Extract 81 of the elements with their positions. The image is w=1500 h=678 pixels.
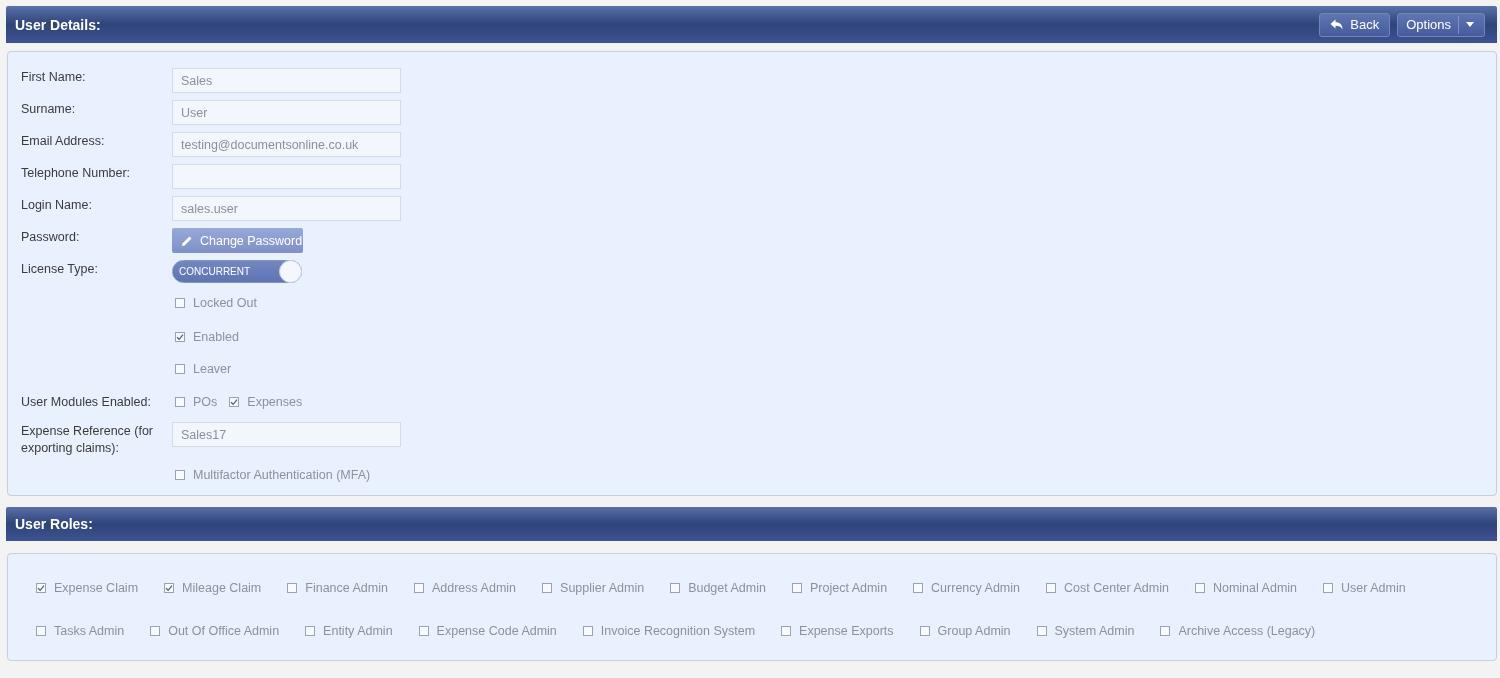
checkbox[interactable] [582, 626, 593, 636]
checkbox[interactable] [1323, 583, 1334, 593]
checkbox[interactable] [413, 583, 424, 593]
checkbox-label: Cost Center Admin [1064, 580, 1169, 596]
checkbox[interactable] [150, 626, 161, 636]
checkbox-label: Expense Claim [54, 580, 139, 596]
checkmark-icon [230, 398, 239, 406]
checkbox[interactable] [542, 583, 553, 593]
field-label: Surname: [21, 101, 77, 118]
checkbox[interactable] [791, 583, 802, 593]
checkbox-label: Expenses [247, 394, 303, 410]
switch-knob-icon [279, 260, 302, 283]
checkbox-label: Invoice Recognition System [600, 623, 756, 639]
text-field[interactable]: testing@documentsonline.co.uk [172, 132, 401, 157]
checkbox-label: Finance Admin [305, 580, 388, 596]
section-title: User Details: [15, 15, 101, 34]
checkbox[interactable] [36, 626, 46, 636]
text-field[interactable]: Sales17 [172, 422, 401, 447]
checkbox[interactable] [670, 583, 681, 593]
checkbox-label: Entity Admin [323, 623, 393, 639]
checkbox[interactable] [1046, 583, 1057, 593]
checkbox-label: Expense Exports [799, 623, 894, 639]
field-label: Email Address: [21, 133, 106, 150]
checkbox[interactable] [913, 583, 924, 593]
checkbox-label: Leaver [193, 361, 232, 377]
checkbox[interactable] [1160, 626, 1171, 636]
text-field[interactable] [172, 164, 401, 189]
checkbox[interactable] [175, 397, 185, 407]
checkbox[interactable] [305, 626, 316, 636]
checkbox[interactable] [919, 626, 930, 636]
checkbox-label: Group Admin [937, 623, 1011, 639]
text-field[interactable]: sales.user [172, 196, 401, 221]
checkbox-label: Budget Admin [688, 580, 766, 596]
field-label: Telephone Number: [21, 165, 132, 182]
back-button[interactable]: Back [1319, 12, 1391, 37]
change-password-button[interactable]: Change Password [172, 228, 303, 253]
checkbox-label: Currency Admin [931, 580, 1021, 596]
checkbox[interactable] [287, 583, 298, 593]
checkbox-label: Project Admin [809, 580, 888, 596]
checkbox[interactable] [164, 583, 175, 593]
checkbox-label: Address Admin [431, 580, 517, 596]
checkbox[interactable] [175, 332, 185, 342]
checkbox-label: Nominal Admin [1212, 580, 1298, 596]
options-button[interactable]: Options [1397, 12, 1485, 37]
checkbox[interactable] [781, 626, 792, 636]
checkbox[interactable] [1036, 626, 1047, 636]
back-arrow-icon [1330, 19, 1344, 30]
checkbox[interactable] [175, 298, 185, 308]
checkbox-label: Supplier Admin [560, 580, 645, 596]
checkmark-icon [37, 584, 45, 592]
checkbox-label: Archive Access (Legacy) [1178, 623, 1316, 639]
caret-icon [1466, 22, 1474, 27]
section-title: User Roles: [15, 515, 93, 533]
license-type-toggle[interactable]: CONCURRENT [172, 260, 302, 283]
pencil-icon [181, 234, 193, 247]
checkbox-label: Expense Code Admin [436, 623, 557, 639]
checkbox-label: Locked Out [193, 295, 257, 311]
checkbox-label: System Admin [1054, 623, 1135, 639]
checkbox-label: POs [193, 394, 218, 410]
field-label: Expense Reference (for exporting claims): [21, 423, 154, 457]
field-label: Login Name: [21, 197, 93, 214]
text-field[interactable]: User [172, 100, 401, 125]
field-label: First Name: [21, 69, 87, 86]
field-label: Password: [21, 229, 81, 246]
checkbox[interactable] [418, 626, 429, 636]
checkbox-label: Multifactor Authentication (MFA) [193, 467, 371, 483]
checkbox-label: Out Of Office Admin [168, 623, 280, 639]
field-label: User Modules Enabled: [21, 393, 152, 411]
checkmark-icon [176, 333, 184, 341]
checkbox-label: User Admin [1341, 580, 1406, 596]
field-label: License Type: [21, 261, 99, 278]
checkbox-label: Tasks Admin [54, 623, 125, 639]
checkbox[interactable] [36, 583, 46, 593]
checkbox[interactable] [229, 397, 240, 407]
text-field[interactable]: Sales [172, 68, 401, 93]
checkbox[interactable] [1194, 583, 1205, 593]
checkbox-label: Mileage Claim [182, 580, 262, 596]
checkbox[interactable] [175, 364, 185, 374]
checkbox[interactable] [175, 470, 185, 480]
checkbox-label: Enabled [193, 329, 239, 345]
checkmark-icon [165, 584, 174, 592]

****

Exercise task: Copy every line above exactly, leaving out the picture.

Exercise answer:
Extract 81 of the elements with their positions. The image is w=1500 h=678 pixels.
checkbox[interactable] [582, 626, 593, 636]
checkbox[interactable] [1323, 583, 1334, 593]
checkbox[interactable] [413, 583, 424, 593]
checkbox-label: Cost Center Admin [1064, 580, 1169, 596]
checkbox[interactable] [150, 626, 161, 636]
checkbox-label: Expense Claim [54, 580, 139, 596]
checkmark-icon [230, 398, 239, 406]
checkbox[interactable] [542, 583, 553, 593]
field-label: Surname: [21, 101, 77, 118]
checkbox[interactable] [791, 583, 802, 593]
checkbox-label: Expenses [247, 394, 303, 410]
switch-knob-icon [279, 260, 302, 283]
checkbox-label: Invoice Recognition System [600, 623, 756, 639]
text-field[interactable]: testing@documentsonline.co.uk [172, 132, 401, 157]
checkbox-label: Finance Admin [305, 580, 388, 596]
section-title: User Details: [15, 15, 101, 34]
checkbox[interactable] [36, 626, 46, 636]
text-field[interactable]: Sales17 [172, 422, 401, 447]
checkbox[interactable] [670, 583, 681, 593]
checkbox-label: Entity Admin [323, 623, 393, 639]
checkbox[interactable] [1046, 583, 1057, 593]
checkbox-label: Expense Exports [799, 623, 894, 639]
field-label: Email Address: [21, 133, 106, 150]
checkbox[interactable] [913, 583, 924, 593]
checkbox-label: Leaver [193, 361, 232, 377]
checkbox[interactable] [1160, 626, 1171, 636]
text-field[interactable] [172, 164, 401, 189]
checkbox[interactable] [175, 397, 185, 407]
checkbox[interactable] [305, 626, 316, 636]
checkbox[interactable] [919, 626, 930, 636]
checkbox-label: Group Admin [937, 623, 1011, 639]
text-field[interactable]: sales.user [172, 196, 401, 221]
checkbox-label: Budget Admin [688, 580, 766, 596]
field-label: Telephone Number: [21, 165, 132, 182]
back-button[interactable]: Back [1319, 12, 1391, 37]
change-password-button[interactable]: Change Password [172, 228, 303, 253]
checkbox-label: Currency Admin [931, 580, 1021, 596]
checkbox[interactable] [287, 583, 298, 593]
checkbox-label: Project Admin [809, 580, 888, 596]
checkbox[interactable] [164, 583, 175, 593]
checkbox-label: Address Admin [431, 580, 517, 596]
checkbox[interactable] [175, 332, 185, 342]
checkbox-label: Nominal Admin [1212, 580, 1298, 596]
options-button[interactable]: Options [1397, 12, 1485, 37]
checkbox[interactable] [781, 626, 792, 636]
checkbox[interactable] [1036, 626, 1047, 636]
back-arrow-icon [1330, 19, 1344, 30]
checkbox[interactable] [175, 298, 185, 308]
checkbox-label: Supplier Admin [560, 580, 645, 596]
checkmark-icon [37, 584, 45, 592]
checkbox-label: Archive Access (Legacy) [1178, 623, 1316, 639]
caret-icon [1466, 22, 1474, 27]
section-title: User Roles: [15, 515, 93, 533]
license-type-toggle[interactable]: CONCURRENT [172, 260, 302, 283]
pencil-icon [181, 234, 193, 247]
checkbox-label: Expense Code Admin [436, 623, 557, 639]
checkbox-label: Locked Out [193, 295, 257, 311]
checkbox-label: System Admin [1054, 623, 1135, 639]
checkbox-label: POs [193, 394, 218, 410]
field-label: Expense Reference (for exporting claims): [21, 423, 154, 457]
field-label: Login Name: [21, 197, 93, 214]
text-field[interactable]: User [172, 100, 401, 125]
field-label: First Name: [21, 69, 87, 86]
field-label: Password: [21, 229, 81, 246]
checkbox[interactable] [418, 626, 429, 636]
checkbox-label: Multifactor Authentication (MFA) [193, 467, 371, 483]
checkbox-label: Out Of Office Admin [168, 623, 280, 639]
field-label: User Modules Enabled: [21, 393, 152, 411]
checkmark-icon [176, 333, 184, 341]
checkbox-label: User Admin [1341, 580, 1406, 596]
field-label: License Type: [21, 261, 99, 278]
checkbox-label: Tasks Admin [54, 623, 125, 639]
checkbox[interactable] [36, 583, 46, 593]
checkbox[interactable] [229, 397, 240, 407]
text-field[interactable]: Sales [172, 68, 401, 93]
checkbox[interactable] [1194, 583, 1205, 593]
checkbox-label: Mileage Claim [182, 580, 262, 596]
checkbox[interactable] [175, 364, 185, 374]
checkbox[interactable] [175, 470, 185, 480]
checkbox-label: Enabled [193, 329, 239, 345]
checkmark-icon [165, 584, 174, 592]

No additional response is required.